(Dataset items)
____________________

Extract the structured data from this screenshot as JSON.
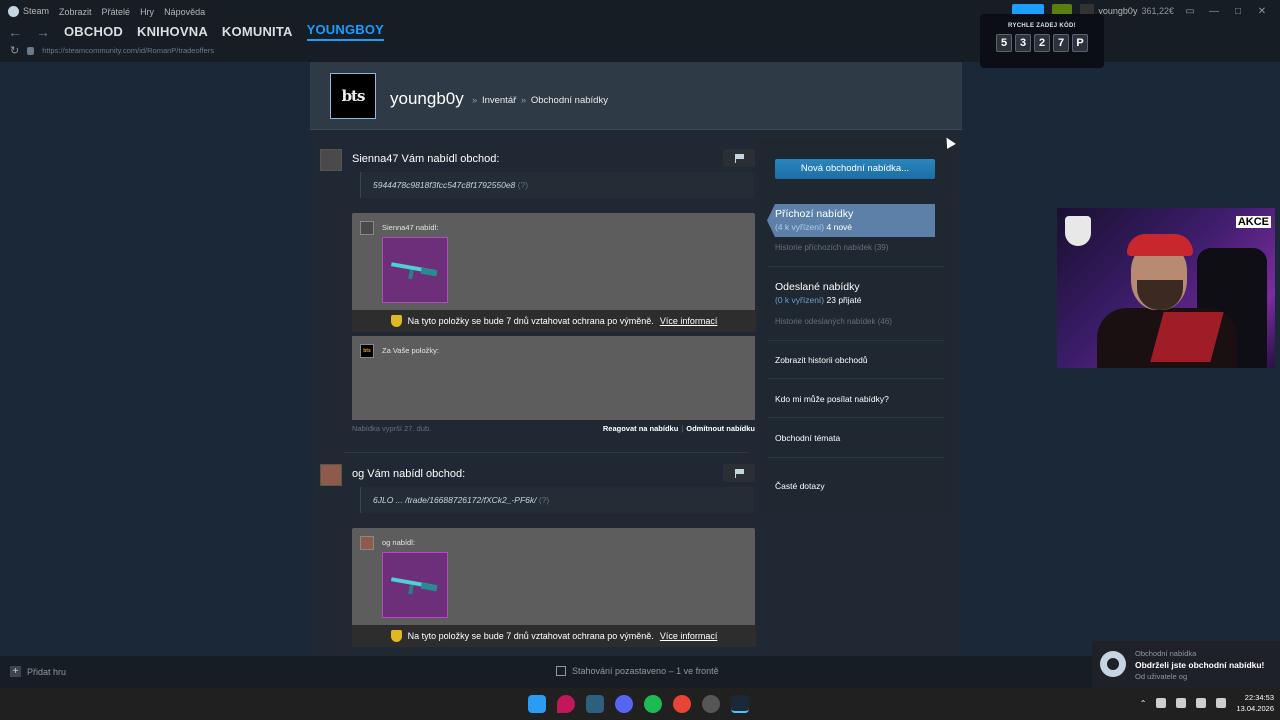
{
  "client": {
    "menu": [
      "Steam",
      "Zobrazit",
      "Přátelé",
      "Hry",
      "Nápověda"
    ],
    "nav": [
      "OBCHOD",
      "KNIHOVNA",
      "KOMUNITA",
      "YOUNGBOY"
    ],
    "url": "https://steamcommunity.com/id/RomanP/tradeoffers",
    "account_name": "youngb0y",
    "balance": "361,22€"
  },
  "code_overlay": {
    "title": "RYCHLE ZADEJ KÓD!",
    "chars": [
      "5",
      "3",
      "2",
      "7",
      "P"
    ]
  },
  "profile": {
    "logo": "bts",
    "name": "youngb0y",
    "crumb_inventory": "Inventář",
    "crumb_offers": "Obchodní nabídky"
  },
  "offers": [
    {
      "title": "Sienna47 Vám nabídl obchod:",
      "message": "5944478c9818f3fcc547c8f1792550e8",
      "question": "(?)",
      "offered_label": "Sienna47 nabídl:",
      "protection": "Na tyto položky se bude 7 dnů vztahovat ochrana po výměně.",
      "more_info": "Více informací",
      "your_items_label": "Za Vaše položky:",
      "expires": "Nabídka vyprší 27. dub.",
      "respond": "Reagovat na nabídku",
      "decline": "Odmítnout nabídku"
    },
    {
      "title": "og Vám nabídl obchod:",
      "message": "6JLO ... /trade/16688726172/fXCk2_-PF6k/",
      "question": "(?)",
      "offered_label": "og nabídl:",
      "protection": "Na tyto položky se bude 7 dnů vztahovat ochrana po výměně.",
      "more_info": "Více informací"
    }
  ],
  "sidebar": {
    "new_offer": "Nová obchodní nabídka...",
    "incoming_title": "Příchozí nabídky",
    "incoming_pending": "(4 k vyřízení)",
    "incoming_new": "4 nové",
    "incoming_history": "Historie příchozích nabídek (39)",
    "sent_title": "Odeslané nabídky",
    "sent_pending": "(0 k vyřízení)",
    "sent_accepted": "23 přijaté",
    "sent_history": "Historie odeslaných nabídek (46)",
    "trade_history": "Zobrazit historii obchodů",
    "who_can_send": "Kdo mi může posílat nabídky?",
    "trade_topics": "Obchodní témata",
    "faq": "Časté dotazy"
  },
  "webcam": {
    "badge": "AKCE"
  },
  "statusbar": {
    "add_game": "Přidat hru",
    "download": "Stahování pozastaveno – 1 ve frontě"
  },
  "toast": {
    "tag": "Obchodní nabídka",
    "message": "Obdrželi jste obchodní nabídku!",
    "from": "Od uživatele og"
  },
  "taskbar": {
    "time": "22:34:53",
    "date": "13.04.2026"
  }
}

____________________

* Set task
Copy each line exactly, and leave the pictures out of your copy.

* Output for this exercise
Extract the structured data from this screenshot as JSON.
{
  "client": {
    "menu": [
      "Steam",
      "Zobrazit",
      "Přátelé",
      "Hry",
      "Nápověda"
    ],
    "nav": [
      "OBCHOD",
      "KNIHOVNA",
      "KOMUNITA",
      "YOUNGBOY"
    ],
    "url": "https://steamcommunity.com/id/RomanP/tradeoffers",
    "account_name": "youngb0y",
    "balance": "361,22€"
  },
  "code_overlay": {
    "title": "RYCHLE ZADEJ KÓD!",
    "chars": [
      "5",
      "3",
      "2",
      "7",
      "P"
    ]
  },
  "profile": {
    "logo": "bts",
    "name": "youngb0y",
    "crumb_inventory": "Inventář",
    "crumb_offers": "Obchodní nabídky"
  },
  "offers": [
    {
      "title": "Sienna47 Vám nabídl obchod:",
      "message": "5944478c9818f3fcc547c8f1792550e8",
      "question": "(?)",
      "offered_label": "Sienna47 nabídl:",
      "protection": "Na tyto položky se bude 7 dnů vztahovat ochrana po výměně.",
      "more_info": "Více informací",
      "your_items_label": "Za Vaše položky:",
      "expires": "Nabídka vyprší 27. dub.",
      "respond": "Reagovat na nabídku",
      "decline": "Odmítnout nabídku"
    },
    {
      "title": "og Vám nabídl obchod:",
      "message": "6JLO ... /trade/16688726172/fXCk2_-PF6k/",
      "question": "(?)",
      "offered_label": "og nabídl:",
      "protection": "Na tyto položky se bude 7 dnů vztahovat ochrana po výměně.",
      "more_info": "Více informací"
    }
  ],
  "sidebar": {
    "new_offer": "Nová obchodní nabídka...",
    "incoming_title": "Příchozí nabídky",
    "incoming_pending": "(4 k vyřízení)",
    "incoming_new": "4 nové",
    "incoming_history": "Historie příchozích nabídek (39)",
    "sent_title": "Odeslané nabídky",
    "sent_pending": "(0 k vyřízení)",
    "sent_accepted": "23 přijaté",
    "sent_history": "Historie odeslaných nabídek (46)",
    "trade_history": "Zobrazit historii obchodů",
    "who_can_send": "Kdo mi může posílat nabídky?",
    "trade_topics": "Obchodní témata",
    "faq": "Časté dotazy"
  },
  "webcam": {
    "badge": "AKCE"
  },
  "statusbar": {
    "add_game": "Přidat hru",
    "download": "Stahování pozastaveno – 1 ve frontě"
  },
  "toast": {
    "tag": "Obchodní nabídka",
    "message": "Obdrželi jste obchodní nabídku!",
    "from": "Od uživatele og"
  },
  "taskbar": {
    "time": "22:34:53",
    "date": "13.04.2026"
  }
}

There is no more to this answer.